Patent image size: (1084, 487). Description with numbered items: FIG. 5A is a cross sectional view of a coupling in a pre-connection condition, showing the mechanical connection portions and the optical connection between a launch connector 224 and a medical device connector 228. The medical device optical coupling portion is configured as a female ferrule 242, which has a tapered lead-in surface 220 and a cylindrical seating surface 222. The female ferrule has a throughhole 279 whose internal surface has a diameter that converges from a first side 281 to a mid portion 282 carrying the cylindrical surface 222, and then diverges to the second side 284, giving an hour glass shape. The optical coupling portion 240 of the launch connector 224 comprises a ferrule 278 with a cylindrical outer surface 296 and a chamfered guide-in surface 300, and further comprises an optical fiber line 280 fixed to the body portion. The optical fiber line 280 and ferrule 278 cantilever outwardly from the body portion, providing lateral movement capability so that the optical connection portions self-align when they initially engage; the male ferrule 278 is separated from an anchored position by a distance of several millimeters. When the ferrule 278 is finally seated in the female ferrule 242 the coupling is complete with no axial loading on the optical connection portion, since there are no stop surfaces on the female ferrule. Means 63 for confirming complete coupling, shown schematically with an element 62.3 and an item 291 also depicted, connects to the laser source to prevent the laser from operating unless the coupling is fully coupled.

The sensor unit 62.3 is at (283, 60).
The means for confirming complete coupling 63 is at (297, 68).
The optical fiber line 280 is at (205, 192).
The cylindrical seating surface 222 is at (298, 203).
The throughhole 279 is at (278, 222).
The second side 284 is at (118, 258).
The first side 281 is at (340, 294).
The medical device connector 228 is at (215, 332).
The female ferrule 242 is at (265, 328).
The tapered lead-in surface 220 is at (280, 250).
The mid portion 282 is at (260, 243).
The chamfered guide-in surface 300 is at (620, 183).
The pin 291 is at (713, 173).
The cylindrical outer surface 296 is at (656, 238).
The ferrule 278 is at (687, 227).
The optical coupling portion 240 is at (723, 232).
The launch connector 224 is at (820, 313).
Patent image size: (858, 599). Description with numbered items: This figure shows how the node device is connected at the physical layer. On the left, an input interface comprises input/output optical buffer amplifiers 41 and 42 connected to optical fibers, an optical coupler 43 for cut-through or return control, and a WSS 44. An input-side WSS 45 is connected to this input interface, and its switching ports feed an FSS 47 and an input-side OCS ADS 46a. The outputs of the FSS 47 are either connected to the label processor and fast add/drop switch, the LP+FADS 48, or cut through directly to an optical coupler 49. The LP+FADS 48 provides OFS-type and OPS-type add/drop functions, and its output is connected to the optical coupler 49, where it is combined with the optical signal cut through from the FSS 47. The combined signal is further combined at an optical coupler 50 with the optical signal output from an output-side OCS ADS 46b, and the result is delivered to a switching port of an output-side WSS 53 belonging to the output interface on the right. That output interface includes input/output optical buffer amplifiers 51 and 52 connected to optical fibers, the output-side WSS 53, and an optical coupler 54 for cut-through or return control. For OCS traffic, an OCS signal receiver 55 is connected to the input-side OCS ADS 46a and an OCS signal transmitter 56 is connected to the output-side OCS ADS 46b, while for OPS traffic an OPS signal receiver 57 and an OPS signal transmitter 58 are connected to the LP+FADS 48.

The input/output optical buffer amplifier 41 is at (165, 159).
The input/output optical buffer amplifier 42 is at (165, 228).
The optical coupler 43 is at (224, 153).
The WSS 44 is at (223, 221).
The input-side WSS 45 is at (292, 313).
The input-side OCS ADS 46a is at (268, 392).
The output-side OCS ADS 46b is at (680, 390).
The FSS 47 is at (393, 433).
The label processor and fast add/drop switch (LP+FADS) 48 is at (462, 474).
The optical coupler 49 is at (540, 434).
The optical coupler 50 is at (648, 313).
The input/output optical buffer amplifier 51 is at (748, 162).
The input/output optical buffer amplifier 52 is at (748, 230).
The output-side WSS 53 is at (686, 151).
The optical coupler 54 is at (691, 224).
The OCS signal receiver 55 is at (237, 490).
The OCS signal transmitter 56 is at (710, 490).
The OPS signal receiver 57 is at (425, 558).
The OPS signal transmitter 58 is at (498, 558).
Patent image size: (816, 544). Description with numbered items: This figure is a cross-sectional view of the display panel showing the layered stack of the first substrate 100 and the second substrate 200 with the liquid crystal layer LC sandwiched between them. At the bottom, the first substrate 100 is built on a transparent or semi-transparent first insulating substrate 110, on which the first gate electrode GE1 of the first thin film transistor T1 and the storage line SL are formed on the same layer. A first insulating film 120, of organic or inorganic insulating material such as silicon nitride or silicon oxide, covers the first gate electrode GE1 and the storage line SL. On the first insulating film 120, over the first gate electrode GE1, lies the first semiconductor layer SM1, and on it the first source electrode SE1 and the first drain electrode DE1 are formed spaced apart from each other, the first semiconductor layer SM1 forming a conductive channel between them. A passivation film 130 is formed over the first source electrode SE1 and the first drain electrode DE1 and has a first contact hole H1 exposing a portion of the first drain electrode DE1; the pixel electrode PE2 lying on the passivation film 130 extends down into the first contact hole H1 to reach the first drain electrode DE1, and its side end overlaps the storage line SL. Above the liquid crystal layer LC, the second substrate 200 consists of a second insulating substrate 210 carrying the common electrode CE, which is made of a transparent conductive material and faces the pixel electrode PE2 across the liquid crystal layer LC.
++++++++++++++++++++
• _TASK PROMPT_:
Copy all of the records above word for word, keeping every line and its order unchanged.

• _RESPONSE BELOW_:
Patent image size: (1084, 487). Description with numbered items: FIG. 5A is a cross sectional view of a coupling in a pre-connection condition, showing the mechanical connection portions and the optical connection between a launch connector 224 and a medical device connector 228. The medical device optical coupling portion is configured as a female ferrule 242, which has a tapered lead-in surface 220 and a cylindrical seating surface 222. The female ferrule has a throughhole 279 whose internal surface has a diameter that converges from a first side 281 to a mid portion 282 carrying the cylindrical surface 222, and then diverges to the second side 284, giving an hour glass shape. The optical coupling portion 240 of the launch connector 224 comprises a ferrule 278 with a cylindrical outer surface 296 and a chamfered guide-in surface 300, and further comprises an optical fiber line 280 fixed to the body portion. The optical fiber line 280 and ferrule 278 cantilever outwardly from the body portion, providing lateral movement capability so that the optical connection portions self-align when they initially engage; the male ferrule 278 is separated from an anchored position by a distance of several millimeters. When the ferrule 278 is finally seated in the female ferrule 242 the coupling is complete with no axial loading on the optical connection portion, since there are no stop surfaces on the female ferrule. Means 63 for confirming complete coupling, shown schematically with an element 62.3 and an item 291 also depicted, connects to the laser source to prevent the laser from operating unless the coupling is fully coupled.

The sensor unit 62.3 is at (283, 60).
The means for confirming complete coupling 63 is at (297, 68).
The optical fiber line 280 is at (205, 192).
The cylindrical seating surface 222 is at (298, 203).
The throughhole 279 is at (278, 222).
The second side 284 is at (118, 258).
The first side 281 is at (340, 294).
The medical device connector 228 is at (215, 332).
The female ferrule 242 is at (265, 328).
The tapered lead-in surface 220 is at (280, 250).
The mid portion 282 is at (260, 243).
The chamfered guide-in surface 300 is at (620, 183).
The pin 291 is at (713, 173).
The cylindrical outer surface 296 is at (656, 238).
The ferrule 278 is at (687, 227).
The optical coupling portion 240 is at (723, 232).
The launch connector 224 is at (820, 313).
Patent image size: (858, 599). Description with numbered items: This figure shows how the node device is connected at the physical layer. On the left, an input interface comprises input/output optical buffer amplifiers 41 and 42 connected to optical fibers, an optical coupler 43 for cut-through or return control, and a WSS 44. An input-side WSS 45 is connected to this input interface, and its switching ports feed an FSS 47 and an input-side OCS ADS 46a. The outputs of the FSS 47 are either connected to the label processor and fast add/drop switch, the LP+FADS 48, or cut through directly to an optical coupler 49. The LP+FADS 48 provides OFS-type and OPS-type add/drop functions, and its output is connected to the optical coupler 49, where it is combined with the optical signal cut through from the FSS 47. The combined signal is further combined at an optical coupler 50 with the optical signal output from an output-side OCS ADS 46b, and the result is delivered to a switching port of an output-side WSS 53 belonging to the output interface on the right. That output interface includes input/output optical buffer amplifiers 51 and 52 connected to optical fibers, the output-side WSS 53, and an optical coupler 54 for cut-through or return control. For OCS traffic, an OCS signal receiver 55 is connected to the input-side OCS ADS 46a and an OCS signal transmitter 56 is connected to the output-side OCS ADS 46b, while for OPS traffic an OPS signal receiver 57 and an OPS signal transmitter 58 are connected to the LP+FADS 48.

The input/output optical buffer amplifier 41 is at (165, 159).
The input/output optical buffer amplifier 42 is at (165, 228).
The optical coupler 43 is at (224, 153).
The WSS 44 is at (223, 221).
The input-side WSS 45 is at (292, 313).
The input-side OCS ADS 46a is at (268, 392).
The output-side OCS ADS 46b is at (680, 390).
The FSS 47 is at (393, 433).
The label processor and fast add/drop switch (LP+FADS) 48 is at (462, 474).
The optical coupler 49 is at (540, 434).
The optical coupler 50 is at (648, 313).
The input/output optical buffer amplifier 51 is at (748, 162).
The input/output optical buffer amplifier 52 is at (748, 230).
The output-side WSS 53 is at (686, 151).
The optical coupler 54 is at (691, 224).
The OCS signal receiver 55 is at (237, 490).
The OCS signal transmitter 56 is at (710, 490).
The OPS signal receiver 57 is at (425, 558).
The OPS signal transmitter 58 is at (498, 558).
Patent image size: (816, 544). Description with numbered items: This figure is a cross-sectional view of the display panel showing the layered stack of the first substrate 100 and the second substrate 200 with the liquid crystal layer LC sandwiched between them. At the bottom, the first substrate 100 is built on a transparent or semi-transparent first insulating substrate 110, on which the first gate electrode GE1 of the first thin film transistor T1 and the storage line SL are formed on the same layer. A first insulating film 120, of organic or inorganic insulating material such as silicon nitride or silicon oxide, covers the first gate electrode GE1 and the storage line SL. On the first insulating film 120, over the first gate electrode GE1, lies the first semiconductor layer SM1, and on it the first source electrode SE1 and the first drain electrode DE1 are formed spaced apart from each other, the first semiconductor layer SM1 forming a conductive channel between them. A passivation film 130 is formed over the first source electrode SE1 and the first drain electrode DE1 and has a first contact hole H1 exposing a portion of the first drain electrode DE1; the pixel electrode PE2 lying on the passivation film 130 extends down into the first contact hole H1 to reach the first drain electrode DE1, and its side end overlaps the storage line SL. Above the liquid crystal layer LC, the second substrate 200 consists of a second insulating substrate 210 carrying the common electrode CE, which is made of a transparent conductive material and faces the pixel electrode PE2 across the liquid crystal layer LC.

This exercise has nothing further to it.